The request.
Return each line of the data below exactly, omitting any pictures.

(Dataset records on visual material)
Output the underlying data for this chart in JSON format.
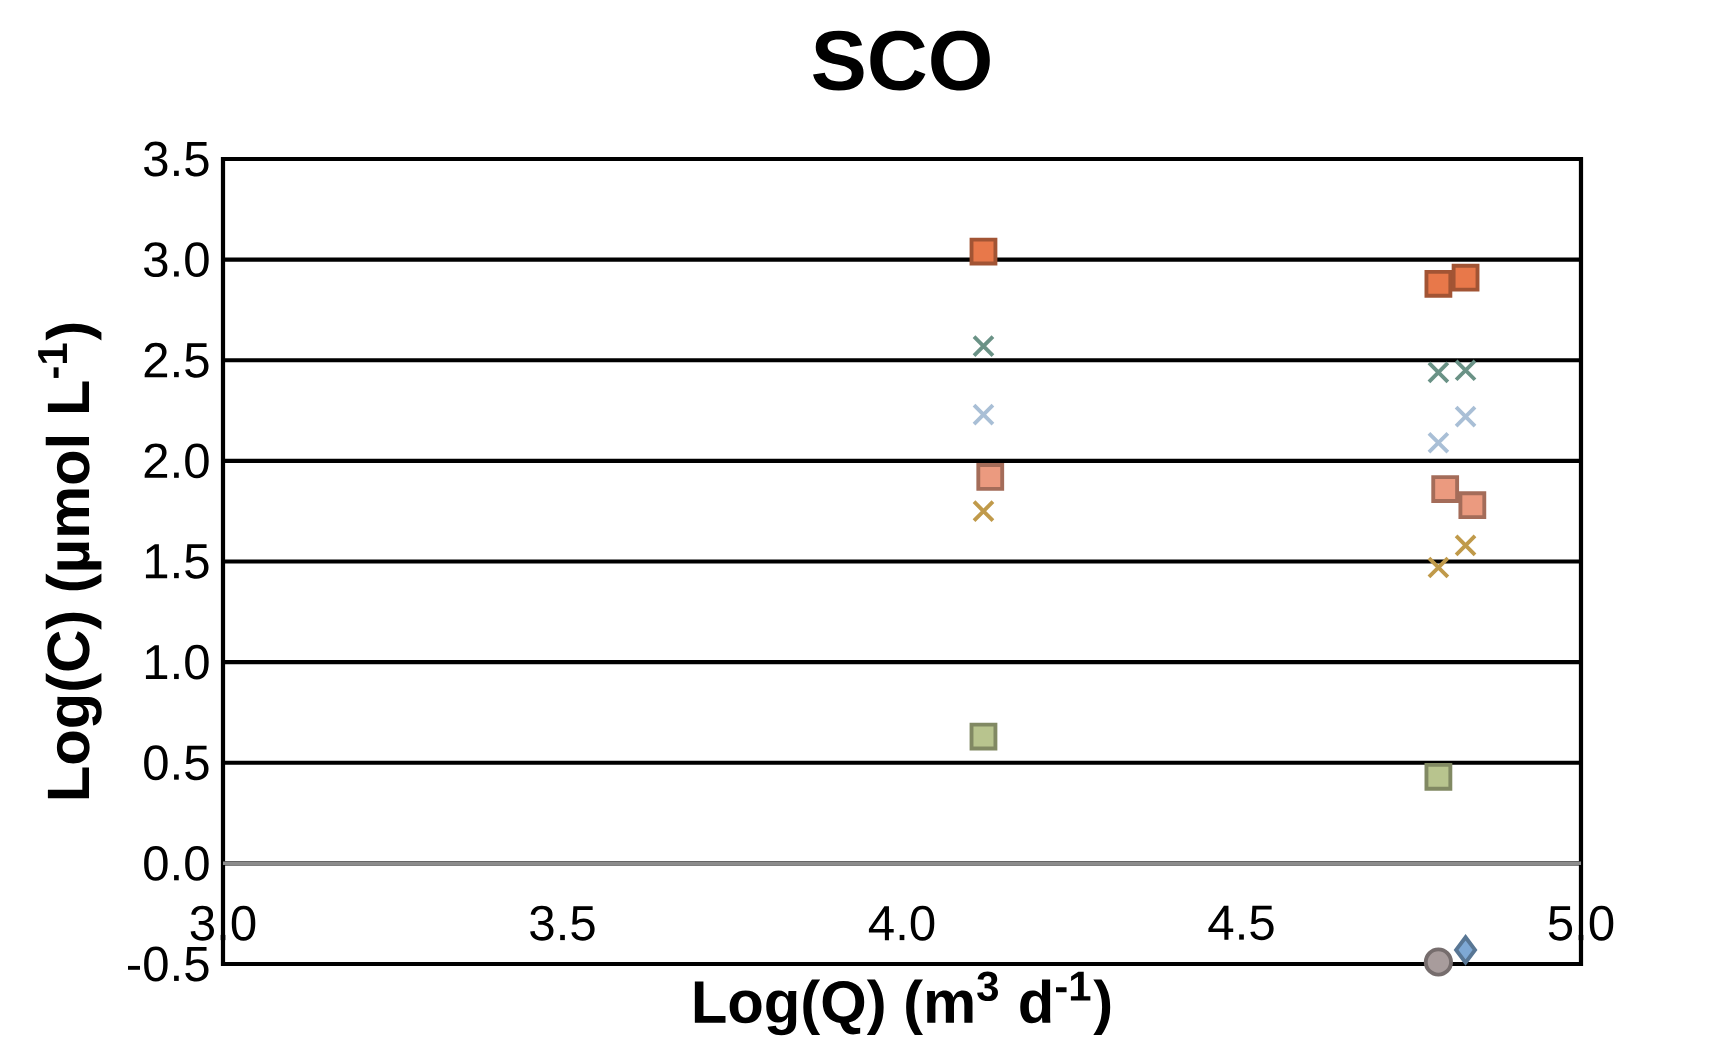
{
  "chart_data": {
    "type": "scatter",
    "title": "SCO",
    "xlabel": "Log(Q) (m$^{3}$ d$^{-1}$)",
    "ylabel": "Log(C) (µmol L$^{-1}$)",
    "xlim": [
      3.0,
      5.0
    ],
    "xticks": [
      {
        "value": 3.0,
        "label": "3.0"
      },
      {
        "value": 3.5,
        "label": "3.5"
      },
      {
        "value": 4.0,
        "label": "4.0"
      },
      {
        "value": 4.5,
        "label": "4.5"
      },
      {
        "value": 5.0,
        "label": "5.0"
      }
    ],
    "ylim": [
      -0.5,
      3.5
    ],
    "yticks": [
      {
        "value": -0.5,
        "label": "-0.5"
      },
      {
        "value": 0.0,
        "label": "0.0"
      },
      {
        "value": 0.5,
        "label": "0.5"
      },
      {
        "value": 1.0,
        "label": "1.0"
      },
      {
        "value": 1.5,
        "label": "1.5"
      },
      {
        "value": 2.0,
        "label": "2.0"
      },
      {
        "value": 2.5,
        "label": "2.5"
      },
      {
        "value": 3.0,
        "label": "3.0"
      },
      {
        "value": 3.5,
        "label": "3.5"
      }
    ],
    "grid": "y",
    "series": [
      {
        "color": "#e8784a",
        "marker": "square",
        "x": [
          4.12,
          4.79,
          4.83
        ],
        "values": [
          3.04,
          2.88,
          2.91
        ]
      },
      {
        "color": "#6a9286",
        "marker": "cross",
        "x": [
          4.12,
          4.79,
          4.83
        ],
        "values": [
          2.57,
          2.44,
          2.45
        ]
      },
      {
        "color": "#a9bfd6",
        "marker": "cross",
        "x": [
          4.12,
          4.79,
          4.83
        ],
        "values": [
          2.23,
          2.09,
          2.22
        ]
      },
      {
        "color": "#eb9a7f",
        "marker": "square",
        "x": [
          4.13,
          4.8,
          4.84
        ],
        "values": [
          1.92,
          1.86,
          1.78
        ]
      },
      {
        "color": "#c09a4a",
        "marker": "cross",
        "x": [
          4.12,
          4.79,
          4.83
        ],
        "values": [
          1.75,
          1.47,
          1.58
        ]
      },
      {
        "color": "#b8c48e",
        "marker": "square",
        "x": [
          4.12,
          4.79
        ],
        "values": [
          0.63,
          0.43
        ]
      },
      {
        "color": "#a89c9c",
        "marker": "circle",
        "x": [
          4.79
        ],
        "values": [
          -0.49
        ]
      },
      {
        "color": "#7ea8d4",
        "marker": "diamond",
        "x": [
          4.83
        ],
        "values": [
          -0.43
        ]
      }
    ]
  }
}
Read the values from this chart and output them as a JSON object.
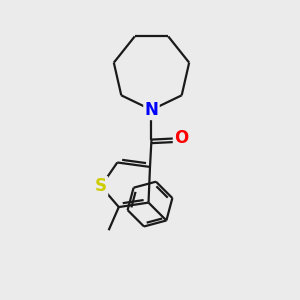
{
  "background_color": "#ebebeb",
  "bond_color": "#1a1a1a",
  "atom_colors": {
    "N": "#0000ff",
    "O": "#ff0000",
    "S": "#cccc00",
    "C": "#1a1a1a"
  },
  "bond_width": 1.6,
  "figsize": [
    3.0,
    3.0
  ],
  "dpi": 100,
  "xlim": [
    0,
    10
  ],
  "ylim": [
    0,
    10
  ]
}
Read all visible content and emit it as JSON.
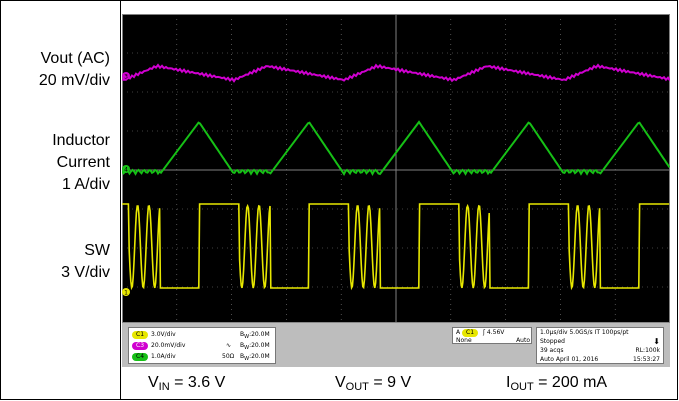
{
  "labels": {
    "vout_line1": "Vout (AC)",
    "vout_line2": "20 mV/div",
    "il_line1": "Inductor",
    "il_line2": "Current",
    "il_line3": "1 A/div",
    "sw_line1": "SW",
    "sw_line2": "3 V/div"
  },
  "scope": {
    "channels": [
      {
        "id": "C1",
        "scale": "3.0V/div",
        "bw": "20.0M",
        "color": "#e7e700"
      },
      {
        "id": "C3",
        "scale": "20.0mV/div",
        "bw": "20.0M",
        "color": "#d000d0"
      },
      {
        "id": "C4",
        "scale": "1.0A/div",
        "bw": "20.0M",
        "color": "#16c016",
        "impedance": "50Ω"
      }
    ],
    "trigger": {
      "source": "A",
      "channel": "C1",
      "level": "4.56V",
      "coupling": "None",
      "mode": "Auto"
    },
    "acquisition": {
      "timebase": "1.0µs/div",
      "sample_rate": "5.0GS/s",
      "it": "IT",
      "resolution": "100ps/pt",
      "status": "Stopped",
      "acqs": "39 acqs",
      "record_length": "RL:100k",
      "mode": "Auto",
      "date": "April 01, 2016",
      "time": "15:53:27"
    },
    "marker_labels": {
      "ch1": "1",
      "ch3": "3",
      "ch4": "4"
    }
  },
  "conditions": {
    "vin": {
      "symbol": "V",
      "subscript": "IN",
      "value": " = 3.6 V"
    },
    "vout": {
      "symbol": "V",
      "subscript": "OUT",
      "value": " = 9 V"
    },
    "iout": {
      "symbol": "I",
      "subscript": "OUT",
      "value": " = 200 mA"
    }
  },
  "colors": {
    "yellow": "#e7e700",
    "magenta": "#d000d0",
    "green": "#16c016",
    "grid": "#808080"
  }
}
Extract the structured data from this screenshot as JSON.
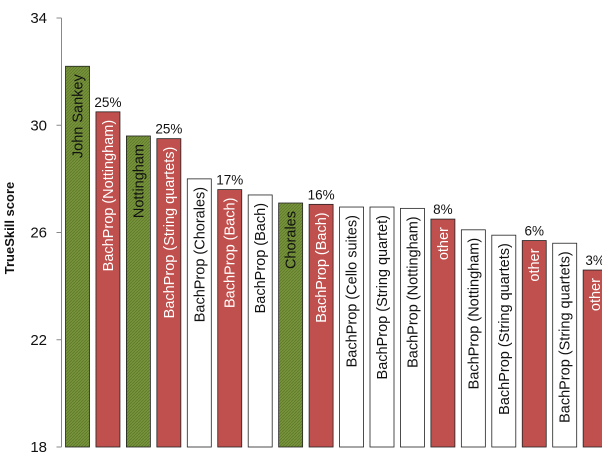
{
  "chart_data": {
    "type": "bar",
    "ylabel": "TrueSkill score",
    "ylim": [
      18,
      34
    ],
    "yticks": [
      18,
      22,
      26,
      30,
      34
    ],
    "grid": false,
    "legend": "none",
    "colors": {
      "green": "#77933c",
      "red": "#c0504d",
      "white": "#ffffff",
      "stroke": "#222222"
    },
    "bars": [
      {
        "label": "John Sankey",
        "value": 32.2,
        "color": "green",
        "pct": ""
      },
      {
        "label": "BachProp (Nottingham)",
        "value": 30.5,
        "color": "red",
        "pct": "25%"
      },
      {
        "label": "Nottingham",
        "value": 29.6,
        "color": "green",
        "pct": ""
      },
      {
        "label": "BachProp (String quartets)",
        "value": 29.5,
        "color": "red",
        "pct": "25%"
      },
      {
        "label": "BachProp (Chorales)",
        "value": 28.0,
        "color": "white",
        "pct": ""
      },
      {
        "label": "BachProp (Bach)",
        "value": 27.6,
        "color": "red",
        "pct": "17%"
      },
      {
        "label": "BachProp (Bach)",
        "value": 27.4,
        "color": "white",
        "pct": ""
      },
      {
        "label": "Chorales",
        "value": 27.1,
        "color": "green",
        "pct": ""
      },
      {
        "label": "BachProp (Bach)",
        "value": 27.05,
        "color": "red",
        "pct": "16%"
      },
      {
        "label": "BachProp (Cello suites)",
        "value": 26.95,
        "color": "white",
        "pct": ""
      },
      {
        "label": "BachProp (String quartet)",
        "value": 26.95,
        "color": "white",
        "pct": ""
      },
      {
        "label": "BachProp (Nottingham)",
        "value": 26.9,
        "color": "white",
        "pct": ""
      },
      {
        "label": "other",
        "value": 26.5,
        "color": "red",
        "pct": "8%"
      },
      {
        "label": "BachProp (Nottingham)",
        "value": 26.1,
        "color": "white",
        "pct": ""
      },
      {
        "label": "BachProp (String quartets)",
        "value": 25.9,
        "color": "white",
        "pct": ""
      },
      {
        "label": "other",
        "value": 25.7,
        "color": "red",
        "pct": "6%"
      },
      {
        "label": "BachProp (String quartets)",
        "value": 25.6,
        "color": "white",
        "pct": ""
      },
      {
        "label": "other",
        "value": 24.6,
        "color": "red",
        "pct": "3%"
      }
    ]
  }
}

Result of this exercise.
Output the underlying data for this chart in JSON format.
{
  "chart_data": {
    "type": "scatter",
    "title": "SCO",
    "xlabel": "Log(Q) (m$^{3}$ d$^{-1}$)",
    "ylabel": "Log(C) (µmol L$^{-1}$)",
    "xlim": [
      3.0,
      5.0
    ],
    "xticks": [
      {
        "value": 3.0,
        "label": "3.0"
      },
      {
        "value": 3.5,
        "label": "3.5"
      },
      {
        "value": 4.0,
        "label": "4.0"
      },
      {
        "value": 4.5,
        "label": "4.5"
      },
      {
        "value": 5.0,
        "label": "5.0"
      }
    ],
    "ylim": [
      -0.5,
      3.5
    ],
    "yticks": [
      {
        "value": -0.5,
        "label": "-0.5"
      },
      {
        "value": 0.0,
        "label": "0.0"
      },
      {
        "value": 0.5,
        "label": "0.5"
      },
      {
        "value": 1.0,
        "label": "1.0"
      },
      {
        "value": 1.5,
        "label": "1.5"
      },
      {
        "value": 2.0,
        "label": "2.0"
      },
      {
        "value": 2.5,
        "label": "2.5"
      },
      {
        "value": 3.0,
        "label": "3.0"
      },
      {
        "value": 3.5,
        "label": "3.5"
      }
    ],
    "grid": "y",
    "series": [
      {
        "color": "#e8784a",
        "marker": "square",
        "x": [
          4.12,
          4.79,
          4.83
        ],
        "values": [
          3.04,
          2.88,
          2.91
        ]
      },
      {
        "color": "#6a9286",
        "marker": "cross",
        "x": [
          4.12,
          4.79,
          4.83
        ],
        "values": [
          2.57,
          2.44,
          2.45
        ]
      },
      {
        "color": "#a9bfd6",
        "marker": "cross",
        "x": [
          4.12,
          4.79,
          4.83
        ],
        "values": [
          2.23,
          2.09,
          2.22
        ]
      },
      {
        "color": "#eb9a7f",
        "marker": "square",
        "x": [
          4.13,
          4.8,
          4.84
        ],
        "values": [
          1.92,
          1.86,
          1.78
        ]
      },
      {
        "color": "#c09a4a",
        "marker": "cross",
        "x": [
          4.12,
          4.79,
          4.83
        ],
        "values": [
          1.75,
          1.47,
          1.58
        ]
      },
      {
        "color": "#b8c48e",
        "marker": "square",
        "x": [
          4.12,
          4.79
        ],
        "values": [
          0.63,
          0.43
        ]
      },
      {
        "color": "#a89c9c",
        "marker": "circle",
        "x": [
          4.79
        ],
        "values": [
          -0.49
        ]
      },
      {
        "color": "#7ea8d4",
        "marker": "diamond",
        "x": [
          4.83
        ],
        "values": [
          -0.43
        ]
      }
    ]
  }
}
Read the values from this chart and output them as a JSON object.
{
  "background_color": "#ebebeb",
  "bond_color": "#1a1a1a",
  "atom_colors": {
    "N": "#0000ff",
    "O": "#ff0000",
    "S": "#cccc00",
    "C": "#1a1a1a"
  },
  "bond_width": 1.6,
  "figsize": [
    3.0,
    3.0
  ],
  "dpi": 100,
  "xlim": [
    0,
    10
  ],
  "ylim": [
    0,
    10
  ]
}
Read all visible content and emit it as JSON.
{
  "labels": {
    "vout_line1": "Vout (AC)",
    "vout_line2": "20 mV/div",
    "il_line1": "Inductor",
    "il_line2": "Current",
    "il_line3": "1 A/div",
    "sw_line1": "SW",
    "sw_line2": "3 V/div"
  },
  "scope": {
    "channels": [
      {
        "id": "C1",
        "scale": "3.0V/div",
        "bw": "20.0M",
        "color": "#e7e700"
      },
      {
        "id": "C3",
        "scale": "20.0mV/div",
        "bw": "20.0M",
        "color": "#d000d0"
      },
      {
        "id": "C4",
        "scale": "1.0A/div",
        "bw": "20.0M",
        "color": "#16c016",
        "impedance": "50Ω"
      }
    ],
    "trigger": {
      "source": "A",
      "channel": "C1",
      "level": "4.56V",
      "coupling": "None",
      "mode": "Auto"
    },
    "acquisition": {
      "timebase": "1.0µs/div",
      "sample_rate": "5.0GS/s",
      "it": "IT",
      "resolution": "100ps/pt",
      "status": "Stopped",
      "acqs": "39 acqs",
      "record_length": "RL:100k",
      "mode": "Auto",
      "date": "April 01, 2016",
      "time": "15:53:27"
    },
    "marker_labels": {
      "ch1": "1",
      "ch3": "3",
      "ch4": "4"
    }
  },
  "conditions": {
    "vin": {
      "symbol": "V",
      "subscript": "IN",
      "value": " = 3.6 V"
    },
    "vout": {
      "symbol": "V",
      "subscript": "OUT",
      "value": " = 9 V"
    },
    "iout": {
      "symbol": "I",
      "subscript": "OUT",
      "value": " = 200 mA"
    }
  },
  "colors": {
    "yellow": "#e7e700",
    "magenta": "#d000d0",
    "green": "#16c016",
    "grid": "#808080"
  }
}
Extract the structured data from this screenshot as JSON.
{
  "chart_data": {
    "type": "bar",
    "ylabel": "TrueSkill score",
    "ylim": [
      18,
      34
    ],
    "yticks": [
      18,
      22,
      26,
      30,
      34
    ],
    "grid": false,
    "legend": "none",
    "colors": {
      "green": "#77933c",
      "red": "#c0504d",
      "white": "#ffffff",
      "stroke": "#222222"
    },
    "bars": [
      {
        "label": "John Sankey",
        "value": 32.2,
        "color": "green",
        "pct": ""
      },
      {
        "label": "BachProp (Nottingham)",
        "value": 30.5,
        "color": "red",
        "pct": "25%"
      },
      {
        "label": "Nottingham",
        "value": 29.6,
        "color": "green",
        "pct": ""
      },
      {
        "label": "BachProp (String quartets)",
        "value": 29.5,
        "color": "red",
        "pct": "25%"
      },
      {
        "label": "BachProp (Chorales)",
        "value": 28.0,
        "color": "white",
        "pct": ""
      },
      {
        "label": "BachProp (Bach)",
        "value": 27.6,
        "color": "red",
        "pct": "17%"
      },
      {
        "label": "BachProp (Bach)",
        "value": 27.4,
        "color": "white",
        "pct": ""
      },
      {
        "label": "Chorales",
        "value": 27.1,
        "color": "green",
        "pct": ""
      },
      {
        "label": "BachProp (Bach)",
        "value": 27.05,
        "color": "red",
        "pct": "16%"
      },
      {
        "label": "BachProp (Cello suites)",
        "value": 26.95,
        "color": "white",
        "pct": ""
      },
      {
        "label": "BachProp (String quartet)",
        "value": 26.95,
        "color": "white",
        "pct": ""
      },
      {
        "label": "BachProp (Nottingham)",
        "value": 26.9,
        "color": "white",
        "pct": ""
      },
      {
        "label": "other",
        "value": 26.5,
        "color": "red",
        "pct": "8%"
      },
      {
        "label": "BachProp (Nottingham)",
        "value": 26.1,
        "color": "white",
        "pct": ""
      },
      {
        "label": "BachProp (String quartets)",
        "value": 25.9,
        "color": "white",
        "pct": ""
      },
      {
        "label": "other",
        "value": 25.7,
        "color": "red",
        "pct": "6%"
      },
      {
        "label": "BachProp (String quartets)",
        "value": 25.6,
        "color": "white",
        "pct": ""
      },
      {
        "label": "other",
        "value": 24.6,
        "color": "red",
        "pct": "3%"
      }
    ]
  }
}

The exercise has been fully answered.